[Problem description] Every record below should be printed exactly as it appears.
## Start Stored data
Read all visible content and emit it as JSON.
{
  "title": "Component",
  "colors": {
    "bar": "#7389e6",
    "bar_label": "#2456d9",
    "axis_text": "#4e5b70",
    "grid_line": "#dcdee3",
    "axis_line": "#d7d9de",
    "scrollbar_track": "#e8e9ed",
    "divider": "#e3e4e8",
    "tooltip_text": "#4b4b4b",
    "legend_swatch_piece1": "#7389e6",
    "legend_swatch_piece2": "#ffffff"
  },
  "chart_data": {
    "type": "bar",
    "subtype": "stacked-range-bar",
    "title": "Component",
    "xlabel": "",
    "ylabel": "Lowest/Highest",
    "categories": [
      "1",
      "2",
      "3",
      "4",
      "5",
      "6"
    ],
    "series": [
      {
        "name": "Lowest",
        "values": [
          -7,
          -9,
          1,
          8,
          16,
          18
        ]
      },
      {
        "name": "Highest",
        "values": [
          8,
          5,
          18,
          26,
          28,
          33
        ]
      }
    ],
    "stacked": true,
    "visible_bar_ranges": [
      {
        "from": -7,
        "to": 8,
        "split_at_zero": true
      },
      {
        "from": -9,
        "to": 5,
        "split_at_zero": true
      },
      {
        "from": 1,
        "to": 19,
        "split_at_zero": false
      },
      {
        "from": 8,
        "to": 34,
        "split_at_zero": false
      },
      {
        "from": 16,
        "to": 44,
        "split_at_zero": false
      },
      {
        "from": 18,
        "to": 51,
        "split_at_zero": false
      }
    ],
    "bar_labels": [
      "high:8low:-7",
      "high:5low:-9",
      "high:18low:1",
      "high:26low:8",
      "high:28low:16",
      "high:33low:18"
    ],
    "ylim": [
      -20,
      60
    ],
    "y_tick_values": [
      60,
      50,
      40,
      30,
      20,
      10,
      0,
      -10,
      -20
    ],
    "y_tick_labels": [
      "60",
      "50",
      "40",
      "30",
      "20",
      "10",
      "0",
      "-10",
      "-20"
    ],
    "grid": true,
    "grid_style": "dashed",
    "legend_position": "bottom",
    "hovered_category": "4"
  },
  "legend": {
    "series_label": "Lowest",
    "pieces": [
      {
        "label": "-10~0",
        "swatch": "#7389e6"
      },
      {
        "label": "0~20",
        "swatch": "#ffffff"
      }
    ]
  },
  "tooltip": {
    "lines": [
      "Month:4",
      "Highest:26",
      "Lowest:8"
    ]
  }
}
## End Stored data
[Worked answer]
Read all visible content and emit it as JSON.
{
  "title": "Component",
  "colors": {
    "bar": "#7389e6",
    "bar_label": "#2456d9",
    "axis_text": "#4e5b70",
    "grid_line": "#dcdee3",
    "axis_line": "#d7d9de",
    "scrollbar_track": "#e8e9ed",
    "divider": "#e3e4e8",
    "tooltip_text": "#4b4b4b",
    "legend_swatch_piece1": "#7389e6",
    "legend_swatch_piece2": "#ffffff"
  },
  "chart_data": {
    "type": "bar",
    "subtype": "stacked-range-bar",
    "title": "Component",
    "xlabel": "",
    "ylabel": "Lowest/Highest",
    "categories": [
      "1",
      "2",
      "3",
      "4",
      "5",
      "6"
    ],
    "series": [
      {
        "name": "Lowest",
        "values": [
          -7,
          -9,
          1,
          8,
          16,
          18
        ]
      },
      {
        "name": "Highest",
        "values": [
          8,
          5,
          18,
          26,
          28,
          33
        ]
      }
    ],
    "stacked": true,
    "visible_bar_ranges": [
      {
        "from": -7,
        "to": 8,
        "split_at_zero": true
      },
      {
        "from": -9,
        "to": 5,
        "split_at_zero": true
      },
      {
        "from": 1,
        "to": 19,
        "split_at_zero": false
      },
      {
        "from": 8,
        "to": 34,
        "split_at_zero": false
      },
      {
        "from": 16,
        "to": 44,
        "split_at_zero": false
      },
      {
        "from": 18,
        "to": 51,
        "split_at_zero": false
      }
    ],
    "bar_labels": [
      "high:8low:-7",
      "high:5low:-9",
      "high:18low:1",
      "high:26low:8",
      "high:28low:16",
      "high:33low:18"
    ],
    "ylim": [
      -20,
      60
    ],
    "y_tick_values": [
      60,
      50,
      40,
      30,
      20,
      10,
      0,
      -10,
      -20
    ],
    "y_tick_labels": [
      "60",
      "50",
      "40",
      "30",
      "20",
      "10",
      "0",
      "-10",
      "-20"
    ],
    "grid": true,
    "grid_style": "dashed",
    "legend_position": "bottom",
    "hovered_category": "4"
  },
  "legend": {
    "series_label": "Lowest",
    "pieces": [
      {
        "label": "-10~0",
        "swatch": "#7389e6"
      },
      {
        "label": "0~20",
        "swatch": "#ffffff"
      }
    ]
  },
  "tooltip": {
    "lines": [
      "Month:4",
      "Highest:26",
      "Lowest:8"
    ]
  }
}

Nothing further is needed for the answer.